- THE REQUEST
Exactly repeat the full listing that follows.

(Dataset entries on figures)

<<<<

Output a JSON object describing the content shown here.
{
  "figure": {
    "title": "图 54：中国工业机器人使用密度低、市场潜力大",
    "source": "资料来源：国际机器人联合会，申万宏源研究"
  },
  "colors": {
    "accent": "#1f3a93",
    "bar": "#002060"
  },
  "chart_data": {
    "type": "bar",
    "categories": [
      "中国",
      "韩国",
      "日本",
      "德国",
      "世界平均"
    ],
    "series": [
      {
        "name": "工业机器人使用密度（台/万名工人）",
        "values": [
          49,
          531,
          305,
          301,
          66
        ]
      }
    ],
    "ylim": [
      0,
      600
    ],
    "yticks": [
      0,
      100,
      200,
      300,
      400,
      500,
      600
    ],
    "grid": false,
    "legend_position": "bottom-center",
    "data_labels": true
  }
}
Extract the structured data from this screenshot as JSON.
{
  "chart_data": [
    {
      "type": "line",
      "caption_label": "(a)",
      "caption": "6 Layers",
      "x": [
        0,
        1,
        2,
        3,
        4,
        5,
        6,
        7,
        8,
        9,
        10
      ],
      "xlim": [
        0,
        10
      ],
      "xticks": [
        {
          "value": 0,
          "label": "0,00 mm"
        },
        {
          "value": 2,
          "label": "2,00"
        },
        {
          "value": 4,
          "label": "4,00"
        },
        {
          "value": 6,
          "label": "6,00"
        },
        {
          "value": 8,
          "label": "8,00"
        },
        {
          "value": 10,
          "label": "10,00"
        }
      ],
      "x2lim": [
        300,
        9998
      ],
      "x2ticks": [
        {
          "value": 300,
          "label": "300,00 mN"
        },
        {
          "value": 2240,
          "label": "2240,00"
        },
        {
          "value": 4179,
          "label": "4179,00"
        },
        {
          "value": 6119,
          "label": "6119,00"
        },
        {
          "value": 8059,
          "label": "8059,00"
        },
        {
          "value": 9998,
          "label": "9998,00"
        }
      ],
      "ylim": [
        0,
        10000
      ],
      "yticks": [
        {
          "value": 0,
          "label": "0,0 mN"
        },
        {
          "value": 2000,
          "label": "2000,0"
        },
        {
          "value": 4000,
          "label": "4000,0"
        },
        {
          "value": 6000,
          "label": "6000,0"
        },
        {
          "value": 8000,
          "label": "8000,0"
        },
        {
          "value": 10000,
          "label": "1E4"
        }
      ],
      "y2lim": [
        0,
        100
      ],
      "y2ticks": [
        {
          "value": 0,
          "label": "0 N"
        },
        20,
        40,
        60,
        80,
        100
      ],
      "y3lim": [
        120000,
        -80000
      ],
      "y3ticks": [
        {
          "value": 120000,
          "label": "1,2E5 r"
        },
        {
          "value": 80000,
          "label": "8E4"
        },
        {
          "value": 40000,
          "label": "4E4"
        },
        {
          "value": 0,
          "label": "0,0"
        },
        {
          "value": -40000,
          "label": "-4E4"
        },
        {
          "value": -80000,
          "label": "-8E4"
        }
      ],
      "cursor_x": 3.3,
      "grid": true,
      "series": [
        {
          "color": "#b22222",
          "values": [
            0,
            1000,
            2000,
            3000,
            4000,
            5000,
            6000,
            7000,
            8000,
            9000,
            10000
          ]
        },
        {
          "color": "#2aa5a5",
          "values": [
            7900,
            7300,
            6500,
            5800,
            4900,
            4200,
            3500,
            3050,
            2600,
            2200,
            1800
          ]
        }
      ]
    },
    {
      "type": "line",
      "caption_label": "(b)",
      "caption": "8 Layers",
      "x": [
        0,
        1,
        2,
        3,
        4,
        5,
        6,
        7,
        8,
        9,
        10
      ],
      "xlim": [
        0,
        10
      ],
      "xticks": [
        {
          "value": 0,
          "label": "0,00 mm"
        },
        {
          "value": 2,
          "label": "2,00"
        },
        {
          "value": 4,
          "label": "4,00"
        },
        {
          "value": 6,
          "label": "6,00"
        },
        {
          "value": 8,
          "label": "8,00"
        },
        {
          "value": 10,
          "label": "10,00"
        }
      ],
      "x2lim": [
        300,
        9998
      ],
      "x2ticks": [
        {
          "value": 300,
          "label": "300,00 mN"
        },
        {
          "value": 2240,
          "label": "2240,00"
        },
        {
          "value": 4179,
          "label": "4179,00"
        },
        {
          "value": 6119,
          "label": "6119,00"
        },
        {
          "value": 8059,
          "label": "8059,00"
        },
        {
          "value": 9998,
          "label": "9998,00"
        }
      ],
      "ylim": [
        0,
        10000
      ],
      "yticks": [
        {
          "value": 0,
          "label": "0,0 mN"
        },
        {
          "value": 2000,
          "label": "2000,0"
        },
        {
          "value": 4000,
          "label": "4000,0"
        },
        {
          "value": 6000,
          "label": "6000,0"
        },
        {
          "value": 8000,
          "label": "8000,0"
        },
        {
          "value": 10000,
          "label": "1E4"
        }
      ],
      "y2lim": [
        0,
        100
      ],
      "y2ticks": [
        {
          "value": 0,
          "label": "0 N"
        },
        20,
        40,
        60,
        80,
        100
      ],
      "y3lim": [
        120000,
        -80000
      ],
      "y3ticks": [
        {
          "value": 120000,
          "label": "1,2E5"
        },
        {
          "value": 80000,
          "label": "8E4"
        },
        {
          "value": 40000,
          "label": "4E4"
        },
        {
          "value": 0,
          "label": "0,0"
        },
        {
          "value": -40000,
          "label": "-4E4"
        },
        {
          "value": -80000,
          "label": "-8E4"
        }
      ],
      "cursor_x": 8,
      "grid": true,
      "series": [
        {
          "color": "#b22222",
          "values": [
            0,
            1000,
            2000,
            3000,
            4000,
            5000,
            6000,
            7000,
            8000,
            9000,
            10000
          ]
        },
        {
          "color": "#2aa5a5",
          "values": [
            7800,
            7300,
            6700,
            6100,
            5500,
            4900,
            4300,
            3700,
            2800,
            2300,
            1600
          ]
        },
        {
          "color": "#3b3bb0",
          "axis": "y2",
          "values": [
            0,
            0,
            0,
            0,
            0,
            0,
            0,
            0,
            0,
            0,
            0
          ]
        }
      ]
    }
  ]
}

>>>>

- FULL RESPONSE
Output a JSON object describing the content shown here.
{
  "figure": {
    "title": "图 54：中国工业机器人使用密度低、市场潜力大",
    "source": "资料来源：国际机器人联合会，申万宏源研究"
  },
  "colors": {
    "accent": "#1f3a93",
    "bar": "#002060"
  },
  "chart_data": {
    "type": "bar",
    "categories": [
      "中国",
      "韩国",
      "日本",
      "德国",
      "世界平均"
    ],
    "series": [
      {
        "name": "工业机器人使用密度（台/万名工人）",
        "values": [
          49,
          531,
          305,
          301,
          66
        ]
      }
    ],
    "ylim": [
      0,
      600
    ],
    "yticks": [
      0,
      100,
      200,
      300,
      400,
      500,
      600
    ],
    "grid": false,
    "legend_position": "bottom-center",
    "data_labels": true
  }
}
Extract the structured data from this screenshot as JSON.
{
  "chart_data": [
    {
      "type": "line",
      "caption_label": "(a)",
      "caption": "6 Layers",
      "x": [
        0,
        1,
        2,
        3,
        4,
        5,
        6,
        7,
        8,
        9,
        10
      ],
      "xlim": [
        0,
        10
      ],
      "xticks": [
        {
          "value": 0,
          "label": "0,00 mm"
        },
        {
          "value": 2,
          "label": "2,00"
        },
        {
          "value": 4,
          "label": "4,00"
        },
        {
          "value": 6,
          "label": "6,00"
        },
        {
          "value": 8,
          "label": "8,00"
        },
        {
          "value": 10,
          "label": "10,00"
        }
      ],
      "x2lim": [
        300,
        9998
      ],
      "x2ticks": [
        {
          "value": 300,
          "label": "300,00 mN"
        },
        {
          "value": 2240,
          "label": "2240,00"
        },
        {
          "value": 4179,
          "label": "4179,00"
        },
        {
          "value": 6119,
          "label": "6119,00"
        },
        {
          "value": 8059,
          "label": "8059,00"
        },
        {
          "value": 9998,
          "label": "9998,00"
        }
      ],
      "ylim": [
        0,
        10000
      ],
      "yticks": [
        {
          "value": 0,
          "label": "0,0 mN"
        },
        {
          "value": 2000,
          "label": "2000,0"
        },
        {
          "value": 4000,
          "label": "4000,0"
        },
        {
          "value": 6000,
          "label": "6000,0"
        },
        {
          "value": 8000,
          "label": "8000,0"
        },
        {
          "value": 10000,
          "label": "1E4"
        }
      ],
      "y2lim": [
        0,
        100
      ],
      "y2ticks": [
        {
          "value": 0,
          "label": "0 N"
        },
        20,
        40,
        60,
        80,
        100
      ],
      "y3lim": [
        120000,
        -80000
      ],
      "y3ticks": [
        {
          "value": 120000,
          "label": "1,2E5 r"
        },
        {
          "value": 80000,
          "label": "8E4"
        },
        {
          "value": 40000,
          "label": "4E4"
        },
        {
          "value": 0,
          "label": "0,0"
        },
        {
          "value": -40000,
          "label": "-4E4"
        },
        {
          "value": -80000,
          "label": "-8E4"
        }
      ],
      "cursor_x": 3.3,
      "grid": true,
      "series": [
        {
          "color": "#b22222",
          "values": [
            0,
            1000,
            2000,
            3000,
            4000,
            5000,
            6000,
            7000,
            8000,
            9000,
            10000
          ]
        },
        {
          "color": "#2aa5a5",
          "values": [
            7900,
            7300,
            6500,
            5800,
            4900,
            4200,
            3500,
            3050,
            2600,
            2200,
            1800
          ]
        }
      ]
    },
    {
      "type": "line",
      "caption_label": "(b)",
      "caption": "8 Layers",
      "x": [
        0,
        1,
        2,
        3,
        4,
        5,
        6,
        7,
        8,
        9,
        10
      ],
      "xlim": [
        0,
        10
      ],
      "xticks": [
        {
          "value": 0,
          "label": "0,00 mm"
        },
        {
          "value": 2,
          "label": "2,00"
        },
        {
          "value": 4,
          "label": "4,00"
        },
        {
          "value": 6,
          "label": "6,00"
        },
        {
          "value": 8,
          "label": "8,00"
        },
        {
          "value": 10,
          "label": "10,00"
        }
      ],
      "x2lim": [
        300,
        9998
      ],
      "x2ticks": [
        {
          "value": 300,
          "label": "300,00 mN"
        },
        {
          "value": 2240,
          "label": "2240,00"
        },
        {
          "value": 4179,
          "label": "4179,00"
        },
        {
          "value": 6119,
          "label": "6119,00"
        },
        {
          "value": 8059,
          "label": "8059,00"
        },
        {
          "value": 9998,
          "label": "9998,00"
        }
      ],
      "ylim": [
        0,
        10000
      ],
      "yticks": [
        {
          "value": 0,
          "label": "0,0 mN"
        },
        {
          "value": 2000,
          "label": "2000,0"
        },
        {
          "value": 4000,
          "label": "4000,0"
        },
        {
          "value": 6000,
          "label": "6000,0"
        },
        {
          "value": 8000,
          "label": "8000,0"
        },
        {
          "value": 10000,
          "label": "1E4"
        }
      ],
      "y2lim": [
        0,
        100
      ],
      "y2ticks": [
        {
          "value": 0,
          "label": "0 N"
        },
        20,
        40,
        60,
        80,
        100
      ],
      "y3lim": [
        120000,
        -80000
      ],
      "y3ticks": [
        {
          "value": 120000,
          "label": "1,2E5"
        },
        {
          "value": 80000,
          "label": "8E4"
        },
        {
          "value": 40000,
          "label": "4E4"
        },
        {
          "value": 0,
          "label": "0,0"
        },
        {
          "value": -40000,
          "label": "-4E4"
        },
        {
          "value": -80000,
          "label": "-8E4"
        }
      ],
      "cursor_x": 8,
      "grid": true,
      "series": [
        {
          "color": "#b22222",
          "values": [
            0,
            1000,
            2000,
            3000,
            4000,
            5000,
            6000,
            7000,
            8000,
            9000,
            10000
          ]
        },
        {
          "color": "#2aa5a5",
          "values": [
            7800,
            7300,
            6700,
            6100,
            5500,
            4900,
            4300,
            3700,
            2800,
            2300,
            1600
          ]
        },
        {
          "color": "#3b3bb0",
          "axis": "y2",
          "values": [
            0,
            0,
            0,
            0,
            0,
            0,
            0,
            0,
            0,
            0,
            0
          ]
        }
      ]
    }
  ]
}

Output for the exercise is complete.